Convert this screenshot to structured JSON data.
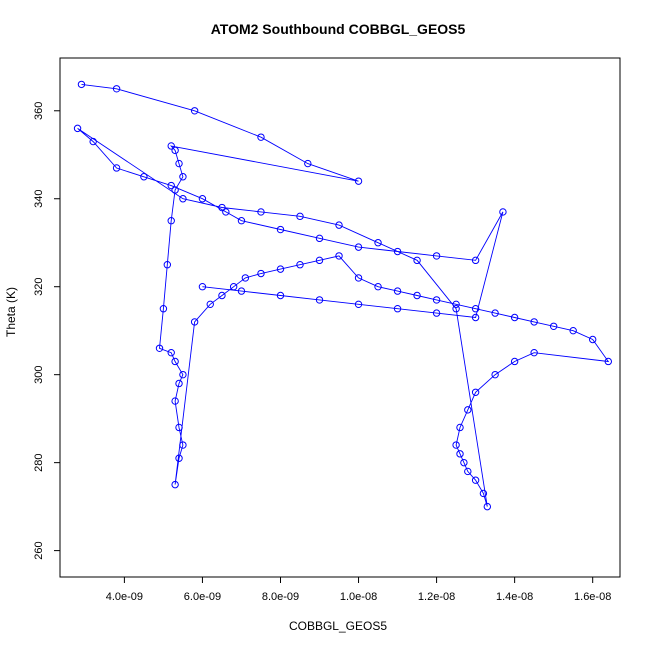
{
  "chart_data": {
    "type": "scatter",
    "title": "ATOM2 Southbound COBBGL_GEOS5",
    "xlabel": "COBBGL_GEOS5",
    "ylabel": "Theta (K)",
    "xlim": [
      2.35e-09,
      1.67e-08
    ],
    "ylim": [
      254,
      372
    ],
    "x_ticks": [
      4e-09,
      6e-09,
      8e-09,
      1e-08,
      1.2e-08,
      1.4e-08,
      1.6e-08
    ],
    "x_tick_labels": [
      "4.0e-09",
      "6.0e-09",
      "8.0e-09",
      "1.0e-08",
      "1.2e-08",
      "1.4e-08",
      "1.6e-08"
    ],
    "y_ticks": [
      260,
      280,
      300,
      320,
      340,
      360
    ],
    "y_tick_labels": [
      "260",
      "280",
      "300",
      "320",
      "340",
      "360"
    ],
    "grid": false,
    "series": [
      {
        "color": "#0000ff",
        "marker": "open-circle",
        "connected": true,
        "x": [
          2.9e-09,
          3.8e-09,
          5.8e-09,
          7.5e-09,
          8.7e-09,
          1e-08,
          5.2e-09,
          5.3e-09,
          5.4e-09,
          5.5e-09,
          5.3e-09,
          5.2e-09,
          5.1e-09,
          5e-09,
          4.9e-09,
          5.2e-09,
          5.3e-09,
          5.5e-09,
          5.4e-09,
          5.3e-09,
          5.4e-09,
          5.5e-09,
          5.4e-09,
          5.3e-09,
          5.8e-09,
          6.2e-09,
          6.5e-09,
          6.8e-09,
          7.1e-09,
          7.5e-09,
          8e-09,
          8.5e-09,
          9e-09,
          9.5e-09,
          1e-08,
          1.05e-08,
          1.1e-08,
          1.15e-08,
          1.2e-08,
          1.25e-08,
          1.3e-08,
          1.35e-08,
          1.4e-08,
          1.45e-08,
          1.5e-08,
          1.55e-08,
          1.6e-08,
          1.64e-08,
          1.45e-08,
          1.4e-08,
          1.35e-08,
          1.3e-08,
          1.28e-08,
          1.26e-08,
          1.25e-08,
          1.26e-08,
          1.27e-08,
          1.28e-08,
          1.3e-08,
          1.32e-08,
          1.33e-08,
          1.25e-08,
          1.15e-08,
          1.05e-08,
          9.5e-09,
          8.5e-09,
          7.5e-09,
          6.5e-09,
          5.5e-09,
          2.8e-09,
          3.2e-09,
          3.8e-09,
          4.5e-09,
          5.2e-09,
          6e-09,
          6.6e-09,
          7e-09,
          8e-09,
          9e-09,
          1e-08,
          1.1e-08,
          1.2e-08,
          1.3e-08,
          1.37e-08,
          1.3e-08,
          1.2e-08,
          1.1e-08,
          1e-08,
          9e-09,
          8e-09,
          7e-09,
          6e-09
        ],
        "y": [
          366,
          365,
          360,
          354,
          348,
          344,
          352,
          351,
          348,
          345,
          342,
          335,
          325,
          315,
          306,
          305,
          303,
          300,
          298,
          294,
          288,
          284,
          281,
          275,
          312,
          316,
          318,
          320,
          322,
          323,
          324,
          325,
          326,
          327,
          322,
          320,
          319,
          318,
          317,
          316,
          315,
          314,
          313,
          312,
          311,
          310,
          308,
          303,
          305,
          303,
          300,
          296,
          292,
          288,
          284,
          282,
          280,
          278,
          276,
          273,
          270,
          315,
          326,
          330,
          334,
          336,
          337,
          338,
          340,
          356,
          353,
          347,
          345,
          343,
          340,
          337,
          335,
          333,
          331,
          329,
          328,
          327,
          326,
          337,
          313,
          314,
          315,
          316,
          317,
          318,
          319,
          320
        ]
      }
    ]
  }
}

------------------------------------------------------------

What you have to do:
Without the pictures, restate each entry exactly.

The answer:
Convert this screenshot to structured JSON data.
{
  "chart_data": {
    "type": "scatter",
    "title": "ATOM2 Southbound COBBGL_GEOS5",
    "xlabel": "COBBGL_GEOS5",
    "ylabel": "Theta (K)",
    "xlim": [
      2.35e-09,
      1.67e-08
    ],
    "ylim": [
      254,
      372
    ],
    "x_ticks": [
      4e-09,
      6e-09,
      8e-09,
      1e-08,
      1.2e-08,
      1.4e-08,
      1.6e-08
    ],
    "x_tick_labels": [
      "4.0e-09",
      "6.0e-09",
      "8.0e-09",
      "1.0e-08",
      "1.2e-08",
      "1.4e-08",
      "1.6e-08"
    ],
    "y_ticks": [
      260,
      280,
      300,
      320,
      340,
      360
    ],
    "y_tick_labels": [
      "260",
      "280",
      "300",
      "320",
      "340",
      "360"
    ],
    "grid": false,
    "series": [
      {
        "color": "#0000ff",
        "marker": "open-circle",
        "connected": true,
        "x": [
          2.9e-09,
          3.8e-09,
          5.8e-09,
          7.5e-09,
          8.7e-09,
          1e-08,
          5.2e-09,
          5.3e-09,
          5.4e-09,
          5.5e-09,
          5.3e-09,
          5.2e-09,
          5.1e-09,
          5e-09,
          4.9e-09,
          5.2e-09,
          5.3e-09,
          5.5e-09,
          5.4e-09,
          5.3e-09,
          5.4e-09,
          5.5e-09,
          5.4e-09,
          5.3e-09,
          5.8e-09,
          6.2e-09,
          6.5e-09,
          6.8e-09,
          7.1e-09,
          7.5e-09,
          8e-09,
          8.5e-09,
          9e-09,
          9.5e-09,
          1e-08,
          1.05e-08,
          1.1e-08,
          1.15e-08,
          1.2e-08,
          1.25e-08,
          1.3e-08,
          1.35e-08,
          1.4e-08,
          1.45e-08,
          1.5e-08,
          1.55e-08,
          1.6e-08,
          1.64e-08,
          1.45e-08,
          1.4e-08,
          1.35e-08,
          1.3e-08,
          1.28e-08,
          1.26e-08,
          1.25e-08,
          1.26e-08,
          1.27e-08,
          1.28e-08,
          1.3e-08,
          1.32e-08,
          1.33e-08,
          1.25e-08,
          1.15e-08,
          1.05e-08,
          9.5e-09,
          8.5e-09,
          7.5e-09,
          6.5e-09,
          5.5e-09,
          2.8e-09,
          3.2e-09,
          3.8e-09,
          4.5e-09,
          5.2e-09,
          6e-09,
          6.6e-09,
          7e-09,
          8e-09,
          9e-09,
          1e-08,
          1.1e-08,
          1.2e-08,
          1.3e-08,
          1.37e-08,
          1.3e-08,
          1.2e-08,
          1.1e-08,
          1e-08,
          9e-09,
          8e-09,
          7e-09,
          6e-09
        ],
        "y": [
          366,
          365,
          360,
          354,
          348,
          344,
          352,
          351,
          348,
          345,
          342,
          335,
          325,
          315,
          306,
          305,
          303,
          300,
          298,
          294,
          288,
          284,
          281,
          275,
          312,
          316,
          318,
          320,
          322,
          323,
          324,
          325,
          326,
          327,
          322,
          320,
          319,
          318,
          317,
          316,
          315,
          314,
          313,
          312,
          311,
          310,
          308,
          303,
          305,
          303,
          300,
          296,
          292,
          288,
          284,
          282,
          280,
          278,
          276,
          273,
          270,
          315,
          326,
          330,
          334,
          336,
          337,
          338,
          340,
          356,
          353,
          347,
          345,
          343,
          340,
          337,
          335,
          333,
          331,
          329,
          328,
          327,
          326,
          337,
          313,
          314,
          315,
          316,
          317,
          318,
          319,
          320
        ]
      }
    ]
  }
}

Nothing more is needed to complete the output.